Entries from a dataset
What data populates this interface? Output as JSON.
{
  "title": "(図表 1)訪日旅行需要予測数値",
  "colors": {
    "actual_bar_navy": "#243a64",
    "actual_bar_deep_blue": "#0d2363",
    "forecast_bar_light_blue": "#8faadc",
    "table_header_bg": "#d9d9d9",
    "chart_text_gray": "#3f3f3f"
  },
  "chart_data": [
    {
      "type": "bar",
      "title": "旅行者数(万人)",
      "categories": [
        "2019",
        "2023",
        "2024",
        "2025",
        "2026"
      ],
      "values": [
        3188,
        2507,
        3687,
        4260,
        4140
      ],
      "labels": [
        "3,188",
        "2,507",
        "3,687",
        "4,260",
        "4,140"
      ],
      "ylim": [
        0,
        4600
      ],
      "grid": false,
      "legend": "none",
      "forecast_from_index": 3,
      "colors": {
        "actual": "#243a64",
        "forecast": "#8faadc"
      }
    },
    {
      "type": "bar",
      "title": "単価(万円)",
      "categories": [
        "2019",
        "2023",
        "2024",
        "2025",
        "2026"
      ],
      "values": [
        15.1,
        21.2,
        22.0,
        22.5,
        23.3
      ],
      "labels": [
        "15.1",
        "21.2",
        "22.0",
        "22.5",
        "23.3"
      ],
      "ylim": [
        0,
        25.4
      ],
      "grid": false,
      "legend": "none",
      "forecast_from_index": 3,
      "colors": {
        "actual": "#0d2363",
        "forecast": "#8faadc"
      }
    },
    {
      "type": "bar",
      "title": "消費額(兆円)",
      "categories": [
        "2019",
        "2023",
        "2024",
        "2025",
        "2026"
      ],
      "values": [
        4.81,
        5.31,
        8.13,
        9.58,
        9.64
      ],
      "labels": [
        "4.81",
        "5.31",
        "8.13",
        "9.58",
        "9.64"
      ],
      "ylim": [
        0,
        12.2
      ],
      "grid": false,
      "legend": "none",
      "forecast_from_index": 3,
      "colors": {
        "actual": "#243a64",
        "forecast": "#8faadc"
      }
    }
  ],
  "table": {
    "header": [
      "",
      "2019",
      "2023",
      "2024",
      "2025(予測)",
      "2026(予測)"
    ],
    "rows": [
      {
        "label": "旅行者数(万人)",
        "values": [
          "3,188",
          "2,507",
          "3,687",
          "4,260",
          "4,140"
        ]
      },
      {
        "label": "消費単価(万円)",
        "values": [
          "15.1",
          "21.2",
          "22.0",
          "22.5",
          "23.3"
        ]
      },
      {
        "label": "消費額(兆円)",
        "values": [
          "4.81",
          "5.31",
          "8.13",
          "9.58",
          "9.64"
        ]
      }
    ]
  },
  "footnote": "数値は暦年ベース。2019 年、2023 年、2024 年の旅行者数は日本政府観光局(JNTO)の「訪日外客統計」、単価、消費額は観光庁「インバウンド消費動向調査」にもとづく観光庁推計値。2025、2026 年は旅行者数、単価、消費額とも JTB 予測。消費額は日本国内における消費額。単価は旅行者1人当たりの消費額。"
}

## THE TASK
Transcribe the whole listing exactly.

## TASK OUTPUT
What data populates this interface? Output as JSON.
{
  "title": "(図表 1)訪日旅行需要予測数値",
  "colors": {
    "actual_bar_navy": "#243a64",
    "actual_bar_deep_blue": "#0d2363",
    "forecast_bar_light_blue": "#8faadc",
    "table_header_bg": "#d9d9d9",
    "chart_text_gray": "#3f3f3f"
  },
  "chart_data": [
    {
      "type": "bar",
      "title": "旅行者数(万人)",
      "categories": [
        "2019",
        "2023",
        "2024",
        "2025",
        "2026"
      ],
      "values": [
        3188,
        2507,
        3687,
        4260,
        4140
      ],
      "labels": [
        "3,188",
        "2,507",
        "3,687",
        "4,260",
        "4,140"
      ],
      "ylim": [
        0,
        4600
      ],
      "grid": false,
      "legend": "none",
      "forecast_from_index": 3,
      "colors": {
        "actual": "#243a64",
        "forecast": "#8faadc"
      }
    },
    {
      "type": "bar",
      "title": "単価(万円)",
      "categories": [
        "2019",
        "2023",
        "2024",
        "2025",
        "2026"
      ],
      "values": [
        15.1,
        21.2,
        22.0,
        22.5,
        23.3
      ],
      "labels": [
        "15.1",
        "21.2",
        "22.0",
        "22.5",
        "23.3"
      ],
      "ylim": [
        0,
        25.4
      ],
      "grid": false,
      "legend": "none",
      "forecast_from_index": 3,
      "colors": {
        "actual": "#0d2363",
        "forecast": "#8faadc"
      }
    },
    {
      "type": "bar",
      "title": "消費額(兆円)",
      "categories": [
        "2019",
        "2023",
        "2024",
        "2025",
        "2026"
      ],
      "values": [
        4.81,
        5.31,
        8.13,
        9.58,
        9.64
      ],
      "labels": [
        "4.81",
        "5.31",
        "8.13",
        "9.58",
        "9.64"
      ],
      "ylim": [
        0,
        12.2
      ],
      "grid": false,
      "legend": "none",
      "forecast_from_index": 3,
      "colors": {
        "actual": "#243a64",
        "forecast": "#8faadc"
      }
    }
  ],
  "table": {
    "header": [
      "",
      "2019",
      "2023",
      "2024",
      "2025(予測)",
      "2026(予測)"
    ],
    "rows": [
      {
        "label": "旅行者数(万人)",
        "values": [
          "3,188",
          "2,507",
          "3,687",
          "4,260",
          "4,140"
        ]
      },
      {
        "label": "消費単価(万円)",
        "values": [
          "15.1",
          "21.2",
          "22.0",
          "22.5",
          "23.3"
        ]
      },
      {
        "label": "消費額(兆円)",
        "values": [
          "4.81",
          "5.31",
          "8.13",
          "9.58",
          "9.64"
        ]
      }
    ]
  },
  "footnote": "数値は暦年ベース。2019 年、2023 年、2024 年の旅行者数は日本政府観光局(JNTO)の「訪日外客統計」、単価、消費額は観光庁「インバウンド消費動向調査」にもとづく観光庁推計値。2025、2026 年は旅行者数、単価、消費額とも JTB 予測。消費額は日本国内における消費額。単価は旅行者1人当たりの消費額。"
}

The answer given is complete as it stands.